REQUIREMENT: Retype the material below, keeping each line identical.

PROVIDED RECORDS:
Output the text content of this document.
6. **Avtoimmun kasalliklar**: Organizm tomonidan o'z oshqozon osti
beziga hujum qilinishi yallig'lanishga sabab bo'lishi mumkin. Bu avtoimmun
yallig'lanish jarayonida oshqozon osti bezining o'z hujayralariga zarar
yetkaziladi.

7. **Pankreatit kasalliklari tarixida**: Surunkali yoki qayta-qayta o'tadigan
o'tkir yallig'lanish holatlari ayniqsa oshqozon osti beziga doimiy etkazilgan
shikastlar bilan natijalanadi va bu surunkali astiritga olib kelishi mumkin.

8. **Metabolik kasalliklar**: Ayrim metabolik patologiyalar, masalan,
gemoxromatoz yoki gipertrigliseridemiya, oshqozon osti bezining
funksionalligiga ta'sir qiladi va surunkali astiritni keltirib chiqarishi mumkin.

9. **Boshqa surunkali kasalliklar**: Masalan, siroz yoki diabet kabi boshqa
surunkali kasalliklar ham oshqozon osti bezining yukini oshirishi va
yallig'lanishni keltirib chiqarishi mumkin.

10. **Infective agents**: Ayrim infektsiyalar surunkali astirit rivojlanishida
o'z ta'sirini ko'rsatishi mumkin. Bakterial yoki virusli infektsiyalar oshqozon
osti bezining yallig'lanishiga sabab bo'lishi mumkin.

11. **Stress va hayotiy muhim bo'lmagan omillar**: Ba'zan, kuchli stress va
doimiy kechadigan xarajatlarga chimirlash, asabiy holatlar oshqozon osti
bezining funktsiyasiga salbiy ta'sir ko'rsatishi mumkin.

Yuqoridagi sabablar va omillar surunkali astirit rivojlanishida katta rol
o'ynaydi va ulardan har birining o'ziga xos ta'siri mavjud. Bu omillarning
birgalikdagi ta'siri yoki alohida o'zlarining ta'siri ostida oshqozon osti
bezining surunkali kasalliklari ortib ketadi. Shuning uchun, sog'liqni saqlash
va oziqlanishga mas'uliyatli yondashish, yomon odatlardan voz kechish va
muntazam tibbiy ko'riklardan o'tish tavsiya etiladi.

YOUR RESPONSE:
Output the text content of this document.
6. **Avtoimmun kasalliklar**: Organizm tomonidan o'z oshqozon osti
beziga hujum qilinishi yallig'lanishga sabab bo'lishi mumkin. Bu avtoimmun
yallig'lanish jarayonida oshqozon osti bezining o'z hujayralariga zarar
yetkaziladi.

7. **Pankreatit kasalliklari tarixida**: Surunkali yoki qayta-qayta o'tadigan
o'tkir yallig'lanish holatlari ayniqsa oshqozon osti beziga doimiy etkazilgan
shikastlar bilan natijalanadi va bu surunkali astiritga olib kelishi mumkin.

8. **Metabolik kasalliklar**: Ayrim metabolik patologiyalar, masalan,
gemoxromatoz yoki gipertrigliseridemiya, oshqozon osti bezining
funksionalligiga ta'sir qiladi va surunkali astiritni keltirib chiqarishi mumkin.

9. **Boshqa surunkali kasalliklar**: Masalan, siroz yoki diabet kabi boshqa
surunkali kasalliklar ham oshqozon osti bezining yukini oshirishi va
yallig'lanishni keltirib chiqarishi mumkin.

10. **Infective agents**: Ayrim infektsiyalar surunkali astirit rivojlanishida
o'z ta'sirini ko'rsatishi mumkin. Bakterial yoki virusli infektsiyalar oshqozon
osti bezining yallig'lanishiga sabab bo'lishi mumkin.

11. **Stress va hayotiy muhim bo'lmagan omillar**: Ba'zan, kuchli stress va
doimiy kechadigan xarajatlarga chimirlash, asabiy holatlar oshqozon osti
bezining funktsiyasiga salbiy ta'sir ko'rsatishi mumkin.

Yuqoridagi sabablar va omillar surunkali astirit rivojlanishida katta rol
o'ynaydi va ulardan har birining o'ziga xos ta'siri mavjud. Bu omillarning
birgalikdagi ta'siri yoki alohida o'zlarining ta'siri ostida oshqozon osti
bezining surunkali kasalliklari ortib ketadi. Shuning uchun, sog'liqni saqlash
va oziqlanishga mas'uliyatli yondashish, yomon odatlardan voz kechish va
muntazam tibbiy ko'riklardan o'tish tavsiya etiladi.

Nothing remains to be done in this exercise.